What the task requires: Exactly repeat the material, dropping every picture from the copy.

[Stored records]
· · · ·
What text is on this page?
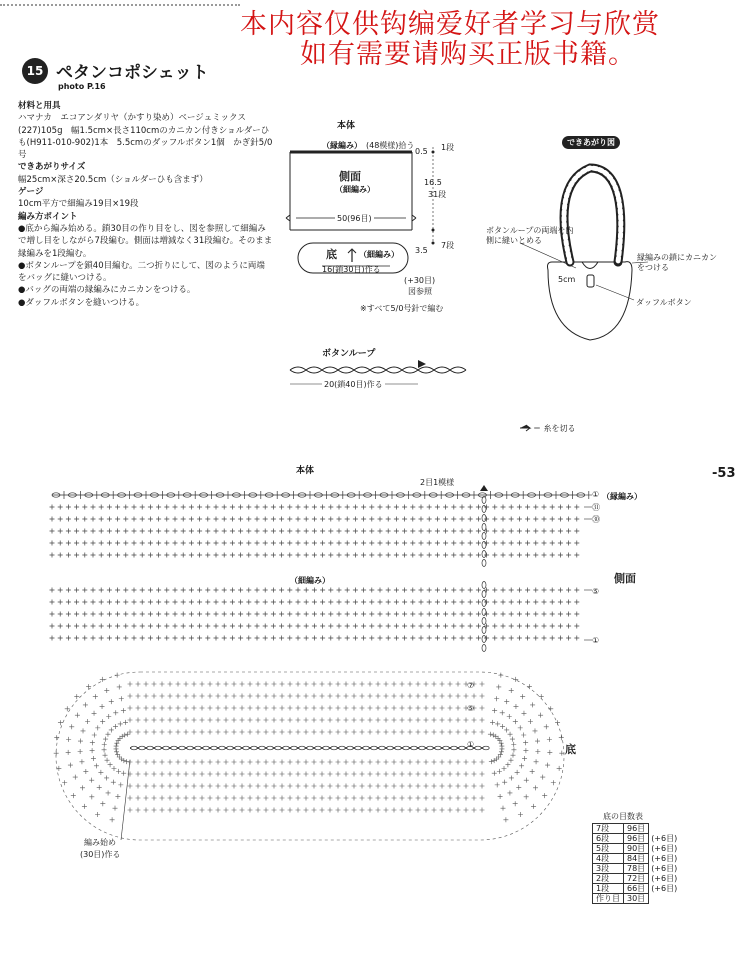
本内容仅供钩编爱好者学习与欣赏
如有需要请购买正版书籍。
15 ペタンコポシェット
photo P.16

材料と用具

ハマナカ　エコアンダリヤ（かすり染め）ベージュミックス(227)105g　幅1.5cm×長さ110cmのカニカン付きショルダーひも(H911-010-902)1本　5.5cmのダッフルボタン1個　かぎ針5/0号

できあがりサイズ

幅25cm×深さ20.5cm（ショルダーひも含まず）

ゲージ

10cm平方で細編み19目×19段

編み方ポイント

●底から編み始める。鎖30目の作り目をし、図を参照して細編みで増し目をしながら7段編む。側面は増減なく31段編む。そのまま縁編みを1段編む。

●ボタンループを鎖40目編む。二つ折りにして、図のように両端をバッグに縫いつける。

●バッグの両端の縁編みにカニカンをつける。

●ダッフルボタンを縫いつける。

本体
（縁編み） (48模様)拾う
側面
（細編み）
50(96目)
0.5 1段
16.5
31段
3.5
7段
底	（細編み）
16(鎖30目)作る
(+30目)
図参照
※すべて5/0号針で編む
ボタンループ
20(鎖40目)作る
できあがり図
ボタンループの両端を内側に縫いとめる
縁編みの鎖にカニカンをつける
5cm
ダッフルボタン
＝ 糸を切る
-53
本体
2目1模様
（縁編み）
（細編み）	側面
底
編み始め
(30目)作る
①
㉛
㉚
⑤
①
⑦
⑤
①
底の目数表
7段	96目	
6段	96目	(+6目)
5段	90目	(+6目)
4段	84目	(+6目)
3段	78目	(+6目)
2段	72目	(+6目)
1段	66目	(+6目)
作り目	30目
· · · ·
Exercise response:
What text is on this page?
本内容仅供钩编爱好者学习与欣赏
如有需要请购买正版书籍。
15 ペタンコポシェット
photo P.16

材料と用具

ハマナカ　エコアンダリヤ（かすり染め）ベージュミックス(227)105g　幅1.5cm×長さ110cmのカニカン付きショルダーひも(H911-010-902)1本　5.5cmのダッフルボタン1個　かぎ針5/0号

できあがりサイズ

幅25cm×深さ20.5cm（ショルダーひも含まず）

ゲージ

10cm平方で細編み19目×19段

編み方ポイント

●底から編み始める。鎖30目の作り目をし、図を参照して細編みで増し目をしながら7段編む。側面は増減なく31段編む。そのまま縁編みを1段編む。

●ボタンループを鎖40目編む。二つ折りにして、図のように両端をバッグに縫いつける。

●バッグの両端の縁編みにカニカンをつける。

●ダッフルボタンを縫いつける。

本体
（縁編み） (48模様)拾う
側面
（細編み）
50(96目)
0.5 1段
16.5
31段
3.5
7段
底	（細編み）
16(鎖30目)作る
(+30目)
図参照
※すべて5/0号針で編む
ボタンループ
20(鎖40目)作る
できあがり図
ボタンループの両端を内側に縫いとめる
縁編みの鎖にカニカンをつける
5cm
ダッフルボタン
＝ 糸を切る
-53
本体
2目1模様
（縁編み）
（細編み）	側面
底
編み始め
(30目)作る
①
㉛
㉚
⑤
①
⑦
⑤
①
底の目数表
7段	96目	
6段	96目	(+6目)
5段	90目	(+6目)
4段	84目	(+6目)
3段	78目	(+6目)
2段	72目	(+6目)
1段	66目	(+6目)
作り目	30目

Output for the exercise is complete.